Data supplied —
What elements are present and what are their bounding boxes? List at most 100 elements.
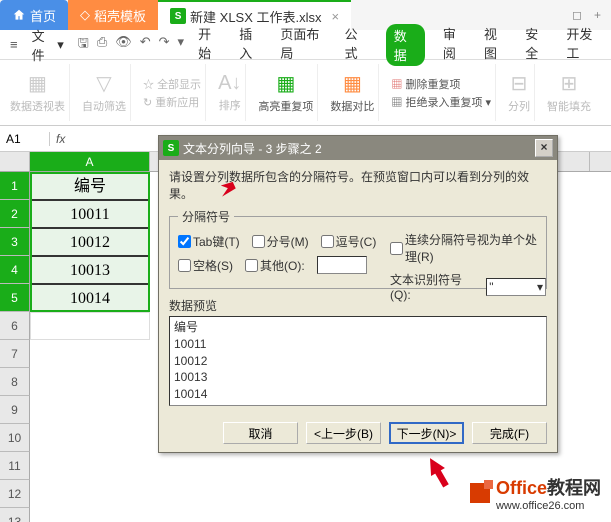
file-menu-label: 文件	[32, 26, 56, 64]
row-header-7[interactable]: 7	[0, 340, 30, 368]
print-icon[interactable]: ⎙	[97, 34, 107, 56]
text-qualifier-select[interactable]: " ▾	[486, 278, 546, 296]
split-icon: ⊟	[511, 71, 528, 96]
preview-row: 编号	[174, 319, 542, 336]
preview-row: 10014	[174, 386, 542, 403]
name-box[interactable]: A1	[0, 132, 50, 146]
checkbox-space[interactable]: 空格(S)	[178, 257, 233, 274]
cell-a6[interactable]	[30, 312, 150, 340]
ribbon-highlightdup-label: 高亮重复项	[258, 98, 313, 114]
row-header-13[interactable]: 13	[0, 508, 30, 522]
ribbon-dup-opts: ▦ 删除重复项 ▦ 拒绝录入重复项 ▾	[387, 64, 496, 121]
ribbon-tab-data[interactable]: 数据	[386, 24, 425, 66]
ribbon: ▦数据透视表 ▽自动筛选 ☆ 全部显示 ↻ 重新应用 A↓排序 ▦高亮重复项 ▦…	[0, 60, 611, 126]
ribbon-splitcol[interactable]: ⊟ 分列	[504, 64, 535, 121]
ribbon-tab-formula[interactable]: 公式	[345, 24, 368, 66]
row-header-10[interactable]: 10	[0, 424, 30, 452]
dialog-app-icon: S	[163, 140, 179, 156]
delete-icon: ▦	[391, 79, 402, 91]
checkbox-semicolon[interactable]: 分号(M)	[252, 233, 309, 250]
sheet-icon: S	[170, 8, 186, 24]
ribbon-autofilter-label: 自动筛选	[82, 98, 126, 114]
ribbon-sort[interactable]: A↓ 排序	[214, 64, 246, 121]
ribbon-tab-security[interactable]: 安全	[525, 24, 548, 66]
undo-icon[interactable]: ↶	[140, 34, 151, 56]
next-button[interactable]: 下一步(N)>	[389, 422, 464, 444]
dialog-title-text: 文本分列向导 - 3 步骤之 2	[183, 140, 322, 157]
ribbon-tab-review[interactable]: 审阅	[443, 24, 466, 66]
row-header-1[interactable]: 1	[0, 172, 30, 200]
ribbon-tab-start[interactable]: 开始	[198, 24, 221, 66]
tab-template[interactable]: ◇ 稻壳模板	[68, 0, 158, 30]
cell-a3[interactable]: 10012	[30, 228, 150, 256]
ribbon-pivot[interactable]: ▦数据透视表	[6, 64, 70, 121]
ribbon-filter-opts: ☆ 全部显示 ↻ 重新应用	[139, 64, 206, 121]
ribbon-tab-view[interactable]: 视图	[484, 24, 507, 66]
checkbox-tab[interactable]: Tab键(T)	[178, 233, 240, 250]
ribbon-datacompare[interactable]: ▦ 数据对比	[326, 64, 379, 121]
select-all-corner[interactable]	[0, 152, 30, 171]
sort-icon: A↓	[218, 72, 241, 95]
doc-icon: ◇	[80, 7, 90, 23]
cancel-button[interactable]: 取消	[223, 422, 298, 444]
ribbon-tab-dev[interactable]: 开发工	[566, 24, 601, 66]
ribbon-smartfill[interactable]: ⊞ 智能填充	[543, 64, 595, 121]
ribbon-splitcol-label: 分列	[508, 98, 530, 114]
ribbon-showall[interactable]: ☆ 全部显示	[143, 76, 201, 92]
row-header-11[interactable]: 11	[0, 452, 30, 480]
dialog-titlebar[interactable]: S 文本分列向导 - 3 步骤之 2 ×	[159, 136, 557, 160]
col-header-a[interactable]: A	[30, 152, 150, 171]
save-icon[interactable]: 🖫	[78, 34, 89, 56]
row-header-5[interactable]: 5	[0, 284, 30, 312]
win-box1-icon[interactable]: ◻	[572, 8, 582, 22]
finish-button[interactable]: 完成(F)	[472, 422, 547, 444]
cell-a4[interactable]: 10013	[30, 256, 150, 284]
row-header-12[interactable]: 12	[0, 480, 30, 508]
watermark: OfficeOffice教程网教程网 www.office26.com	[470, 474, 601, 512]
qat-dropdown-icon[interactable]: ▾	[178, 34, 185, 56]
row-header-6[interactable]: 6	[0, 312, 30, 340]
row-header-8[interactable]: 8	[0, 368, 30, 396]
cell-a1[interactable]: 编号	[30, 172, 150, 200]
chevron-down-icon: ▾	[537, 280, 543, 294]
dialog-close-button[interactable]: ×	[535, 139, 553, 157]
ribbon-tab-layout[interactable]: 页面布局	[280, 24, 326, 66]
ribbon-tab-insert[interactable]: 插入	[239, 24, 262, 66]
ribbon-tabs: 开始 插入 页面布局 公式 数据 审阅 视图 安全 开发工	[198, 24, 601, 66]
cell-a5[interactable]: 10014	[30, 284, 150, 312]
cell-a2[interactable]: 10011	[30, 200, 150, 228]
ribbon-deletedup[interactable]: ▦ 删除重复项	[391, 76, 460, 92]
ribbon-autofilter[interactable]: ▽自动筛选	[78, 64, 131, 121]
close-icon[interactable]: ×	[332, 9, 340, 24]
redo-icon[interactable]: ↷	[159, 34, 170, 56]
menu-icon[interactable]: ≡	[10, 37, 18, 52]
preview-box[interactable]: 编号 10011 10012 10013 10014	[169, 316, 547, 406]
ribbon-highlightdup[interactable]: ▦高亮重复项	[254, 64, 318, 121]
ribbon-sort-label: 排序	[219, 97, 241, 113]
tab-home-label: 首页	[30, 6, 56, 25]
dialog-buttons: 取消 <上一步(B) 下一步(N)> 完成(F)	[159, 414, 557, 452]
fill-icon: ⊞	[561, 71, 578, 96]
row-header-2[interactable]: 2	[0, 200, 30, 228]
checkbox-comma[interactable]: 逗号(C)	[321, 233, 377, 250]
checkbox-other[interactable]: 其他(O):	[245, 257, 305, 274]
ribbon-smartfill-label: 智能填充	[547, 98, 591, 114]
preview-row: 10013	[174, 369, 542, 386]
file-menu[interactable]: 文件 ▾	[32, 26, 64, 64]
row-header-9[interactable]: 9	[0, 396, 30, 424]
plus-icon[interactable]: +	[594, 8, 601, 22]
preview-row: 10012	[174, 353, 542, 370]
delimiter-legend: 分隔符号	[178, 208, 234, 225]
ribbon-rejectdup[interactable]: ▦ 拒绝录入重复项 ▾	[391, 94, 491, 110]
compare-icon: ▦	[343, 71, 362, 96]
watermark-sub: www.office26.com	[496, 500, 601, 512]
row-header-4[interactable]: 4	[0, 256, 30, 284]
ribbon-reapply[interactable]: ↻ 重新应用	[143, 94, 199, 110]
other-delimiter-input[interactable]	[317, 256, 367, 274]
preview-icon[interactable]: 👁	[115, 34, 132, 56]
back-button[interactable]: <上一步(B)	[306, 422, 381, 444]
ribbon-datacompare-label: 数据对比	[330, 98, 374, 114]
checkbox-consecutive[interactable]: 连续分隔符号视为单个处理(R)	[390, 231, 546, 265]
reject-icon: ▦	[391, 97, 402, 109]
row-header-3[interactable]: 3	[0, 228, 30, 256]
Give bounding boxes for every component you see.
--
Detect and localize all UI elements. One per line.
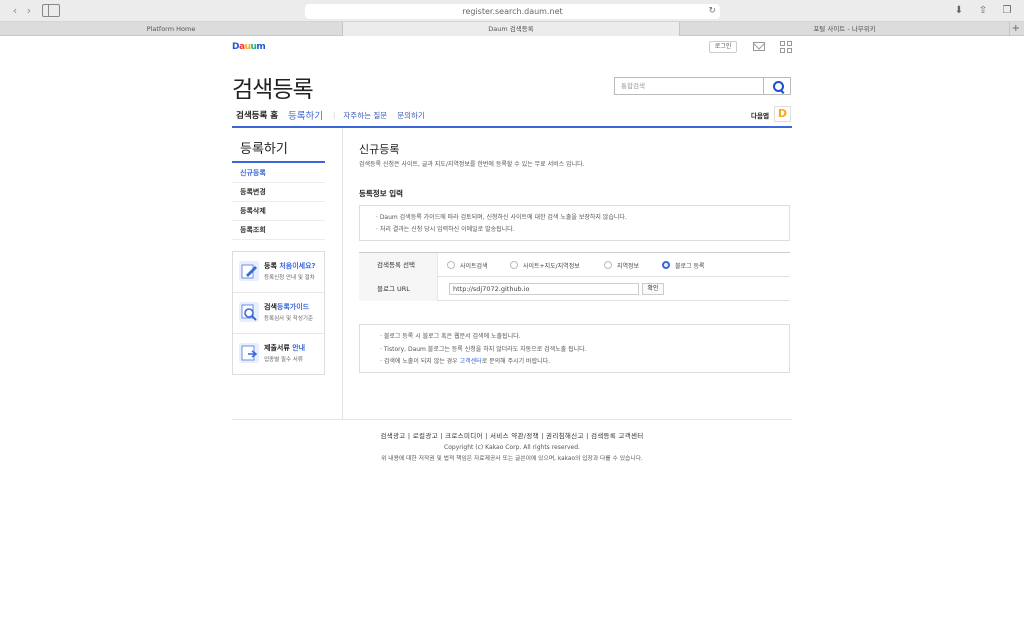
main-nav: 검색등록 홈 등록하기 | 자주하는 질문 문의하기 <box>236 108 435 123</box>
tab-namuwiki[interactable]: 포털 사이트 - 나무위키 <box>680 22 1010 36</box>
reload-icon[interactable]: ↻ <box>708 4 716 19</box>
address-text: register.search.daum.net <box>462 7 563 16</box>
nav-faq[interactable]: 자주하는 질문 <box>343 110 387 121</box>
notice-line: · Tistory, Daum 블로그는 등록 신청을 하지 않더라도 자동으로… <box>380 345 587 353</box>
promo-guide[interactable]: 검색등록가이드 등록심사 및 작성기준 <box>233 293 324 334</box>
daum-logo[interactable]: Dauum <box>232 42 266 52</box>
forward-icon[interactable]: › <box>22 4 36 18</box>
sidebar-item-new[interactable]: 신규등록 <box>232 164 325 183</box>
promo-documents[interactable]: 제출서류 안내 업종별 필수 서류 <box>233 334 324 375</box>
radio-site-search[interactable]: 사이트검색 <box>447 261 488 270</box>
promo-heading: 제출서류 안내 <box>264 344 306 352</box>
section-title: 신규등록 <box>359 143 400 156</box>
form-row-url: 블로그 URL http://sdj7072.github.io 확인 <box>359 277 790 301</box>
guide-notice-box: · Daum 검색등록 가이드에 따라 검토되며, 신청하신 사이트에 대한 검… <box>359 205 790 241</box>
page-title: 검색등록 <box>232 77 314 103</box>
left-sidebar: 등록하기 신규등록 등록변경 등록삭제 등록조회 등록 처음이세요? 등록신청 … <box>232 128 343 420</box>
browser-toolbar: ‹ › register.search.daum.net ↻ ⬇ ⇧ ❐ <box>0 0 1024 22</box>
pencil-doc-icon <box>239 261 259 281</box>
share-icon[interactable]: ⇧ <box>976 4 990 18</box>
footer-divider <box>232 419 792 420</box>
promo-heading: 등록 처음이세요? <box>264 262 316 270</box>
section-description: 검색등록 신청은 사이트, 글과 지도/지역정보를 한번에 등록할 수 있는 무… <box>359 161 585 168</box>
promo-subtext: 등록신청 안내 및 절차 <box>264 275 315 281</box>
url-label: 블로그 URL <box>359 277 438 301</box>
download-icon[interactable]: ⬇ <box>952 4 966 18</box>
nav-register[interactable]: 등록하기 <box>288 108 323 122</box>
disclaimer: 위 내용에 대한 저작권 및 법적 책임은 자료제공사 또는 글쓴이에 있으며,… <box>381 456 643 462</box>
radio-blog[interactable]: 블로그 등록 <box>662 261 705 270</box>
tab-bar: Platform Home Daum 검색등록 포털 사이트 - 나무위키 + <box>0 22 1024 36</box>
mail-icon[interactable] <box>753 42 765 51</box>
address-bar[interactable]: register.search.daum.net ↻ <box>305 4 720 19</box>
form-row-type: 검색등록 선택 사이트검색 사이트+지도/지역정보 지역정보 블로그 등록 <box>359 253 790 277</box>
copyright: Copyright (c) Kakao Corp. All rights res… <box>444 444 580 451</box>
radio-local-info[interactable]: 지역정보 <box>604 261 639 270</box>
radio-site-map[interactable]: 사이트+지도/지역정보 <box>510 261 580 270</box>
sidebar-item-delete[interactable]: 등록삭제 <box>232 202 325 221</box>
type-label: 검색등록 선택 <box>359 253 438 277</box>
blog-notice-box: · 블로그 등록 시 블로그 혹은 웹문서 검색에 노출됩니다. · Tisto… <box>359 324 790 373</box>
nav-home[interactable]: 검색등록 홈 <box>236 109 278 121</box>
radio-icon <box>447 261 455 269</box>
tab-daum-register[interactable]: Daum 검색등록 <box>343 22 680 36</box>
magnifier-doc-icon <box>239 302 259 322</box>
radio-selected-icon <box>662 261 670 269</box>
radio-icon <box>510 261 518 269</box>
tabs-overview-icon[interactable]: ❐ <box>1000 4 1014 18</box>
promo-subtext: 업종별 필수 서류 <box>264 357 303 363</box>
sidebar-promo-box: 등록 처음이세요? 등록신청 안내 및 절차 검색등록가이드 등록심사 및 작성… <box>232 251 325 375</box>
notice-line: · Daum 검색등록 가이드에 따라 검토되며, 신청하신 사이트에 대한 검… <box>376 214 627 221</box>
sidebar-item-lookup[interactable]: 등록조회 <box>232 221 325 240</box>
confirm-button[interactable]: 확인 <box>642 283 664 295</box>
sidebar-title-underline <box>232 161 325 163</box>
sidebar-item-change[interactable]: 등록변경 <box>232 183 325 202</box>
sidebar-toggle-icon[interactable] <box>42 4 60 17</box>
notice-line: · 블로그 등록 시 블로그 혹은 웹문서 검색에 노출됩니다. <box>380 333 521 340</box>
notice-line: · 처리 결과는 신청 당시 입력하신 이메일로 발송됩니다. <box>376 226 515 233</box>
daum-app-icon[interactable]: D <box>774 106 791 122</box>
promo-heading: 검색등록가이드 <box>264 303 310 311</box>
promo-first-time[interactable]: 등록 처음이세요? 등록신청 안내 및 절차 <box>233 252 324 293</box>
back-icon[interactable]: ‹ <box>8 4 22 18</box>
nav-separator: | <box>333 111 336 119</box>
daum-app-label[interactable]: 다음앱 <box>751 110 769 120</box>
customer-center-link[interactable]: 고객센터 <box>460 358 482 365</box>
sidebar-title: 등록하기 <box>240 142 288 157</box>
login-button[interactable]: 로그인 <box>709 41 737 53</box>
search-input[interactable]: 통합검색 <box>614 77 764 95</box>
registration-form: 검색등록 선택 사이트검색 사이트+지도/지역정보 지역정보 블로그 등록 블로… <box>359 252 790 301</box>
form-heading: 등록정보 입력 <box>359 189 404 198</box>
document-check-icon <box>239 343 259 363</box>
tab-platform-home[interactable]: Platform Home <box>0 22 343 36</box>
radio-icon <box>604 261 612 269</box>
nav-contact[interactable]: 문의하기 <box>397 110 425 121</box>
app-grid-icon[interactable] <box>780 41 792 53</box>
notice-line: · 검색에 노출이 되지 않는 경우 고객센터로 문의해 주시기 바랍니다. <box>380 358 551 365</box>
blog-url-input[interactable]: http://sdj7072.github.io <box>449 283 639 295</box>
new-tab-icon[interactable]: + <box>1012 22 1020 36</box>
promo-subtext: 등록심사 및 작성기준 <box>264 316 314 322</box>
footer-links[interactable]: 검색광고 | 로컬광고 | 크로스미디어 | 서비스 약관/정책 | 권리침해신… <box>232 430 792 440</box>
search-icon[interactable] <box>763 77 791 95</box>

Task to complete — Swap "interactable" for "clickable" in the lines between the one holding "26, 56, 64]" and the one holding "140, 179, 156]", inclusive, leaving everything else unchanged. Give back only those lines.

Correct result —
file-menu-label: 文件	[32, 26, 56, 64]
row-header-7[clickable]: 7	[0, 340, 30, 368]
print-icon[clickable]: ⎙	[97, 34, 107, 56]
text-qualifier-select[clickable]: " ▾	[486, 278, 546, 296]
split-icon: ⊟	[511, 71, 528, 96]
preview-row: 编号	[174, 319, 542, 336]
preview-row: 10014	[174, 386, 542, 403]
name-box[clickable]: A1	[0, 132, 50, 146]
checkbox-space[clickable]: 空格(S)	[178, 257, 233, 274]
cell-a6[clickable]	[30, 312, 150, 340]
ribbon-highlightdup-label: 高亮重复项	[258, 98, 313, 114]
row-header-13[clickable]: 13	[0, 508, 30, 522]
ribbon-dup-opts: ▦ 删除重复项 ▦ 拒绝录入重复项 ▾	[387, 64, 496, 121]
ribbon-tab-data[clickable]: 数据	[386, 24, 425, 66]
ribbon: ▦数据透视表 ▽自动筛选 ☆ 全部显示 ↻ 重新应用 A↓排序 ▦高亮重复项 ▦…	[0, 60, 611, 126]
ribbon-splitcol[clickable]: ⊟ 分列	[504, 64, 535, 121]
ribbon-tab-formula[clickable]: 公式	[345, 24, 368, 66]
row-header-10[clickable]: 10	[0, 424, 30, 452]
dialog-app-icon: S	[163, 140, 179, 156]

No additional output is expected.